RECORDS SUPPLIED ▸
════
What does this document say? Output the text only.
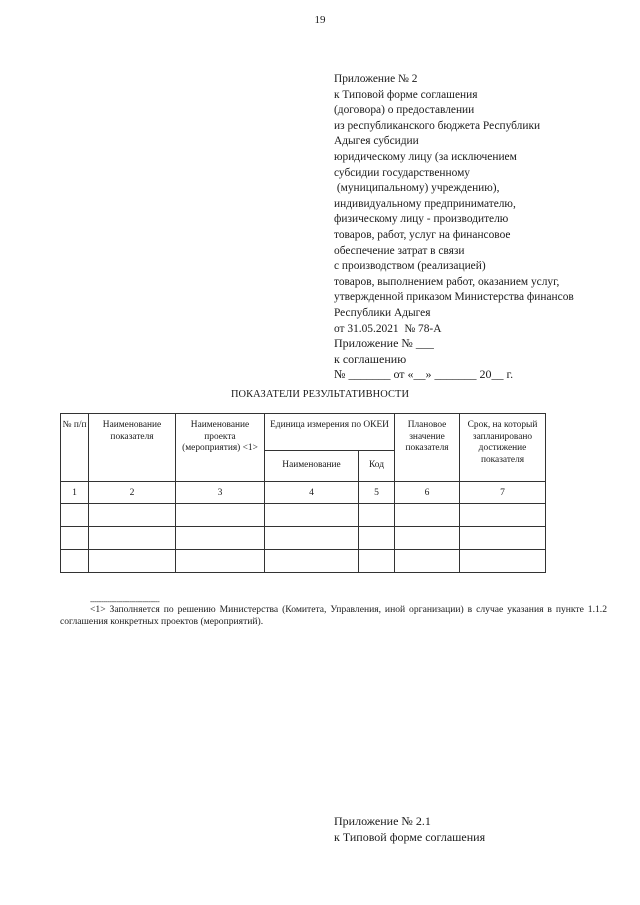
19
Приложение № 2
к Типовой форме соглашения
(договора) о предоставлении
из республиканского бюджета Республики
Адыгея субсидии
юридическому лицу (за исключением
субсидии государственному
(муниципальному) учреждению),
индивидуальному предпринимателю,
физическому лицу - производителю
товаров, работ, услуг на финансовое
обеспечение затрат в связи
с производством (реализацией)
товаров, выполнением работ, оказанием услуг,
утвержденной приказом Министерства финансов
Республики Адыгея
от 31.05.2021  № 78-А
Приложение № ___
к соглашению
№ _______ от «__» _______ 20__ г.
ПОКАЗАТЕЛИ РЕЗУЛЬТАТИВНОСТИ
№ п/п	Наименование показателя	Наименование проекта (мероприятия) <1>	Единица измерения по ОКЕИ		Плановое значение показателя	Срок, на который запланировано достижение показателя
			Наименование	Код		
1	2	3	4	5	6	7

--------------------------------
<1> Заполняется по решению Министерства (Комитета, Управления, иной организации) в случае указания в пункте 1.1.2 соглашения конкретных проектов (мероприятий).
Приложение № 2.1
к Типовой форме соглашения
════
EXERCISE PROMPT ▸ Copy out all the entries exactly. Images stay out of the copy.

SOLUTION TO THIS EXERCISE ▸
What does this document say? Output the text only.
19
Приложение № 2
к Типовой форме соглашения
(договора) о предоставлении
из республиканского бюджета Республики
Адыгея субсидии
юридическому лицу (за исключением
субсидии государственному
(муниципальному) учреждению),
индивидуальному предпринимателю,
физическому лицу - производителю
товаров, работ, услуг на финансовое
обеспечение затрат в связи
с производством (реализацией)
товаров, выполнением работ, оказанием услуг,
утвержденной приказом Министерства финансов
Республики Адыгея
от 31.05.2021  № 78-А
Приложение № ___
к соглашению
№ _______ от «__» _______ 20__ г.
ПОКАЗАТЕЛИ РЕЗУЛЬТАТИВНОСТИ
№ п/п	Наименование показателя	Наименование проекта (мероприятия) <1>	Единица измерения по ОКЕИ		Плановое значение показателя	Срок, на который запланировано достижение показателя
			Наименование	Код		
1	2	3	4	5	6	7

--------------------------------
<1> Заполняется по решению Министерства (Комитета, Управления, иной организации) в случае указания в пункте 1.1.2 соглашения конкретных проектов (мероприятий).
Приложение № 2.1
к Типовой форме соглашения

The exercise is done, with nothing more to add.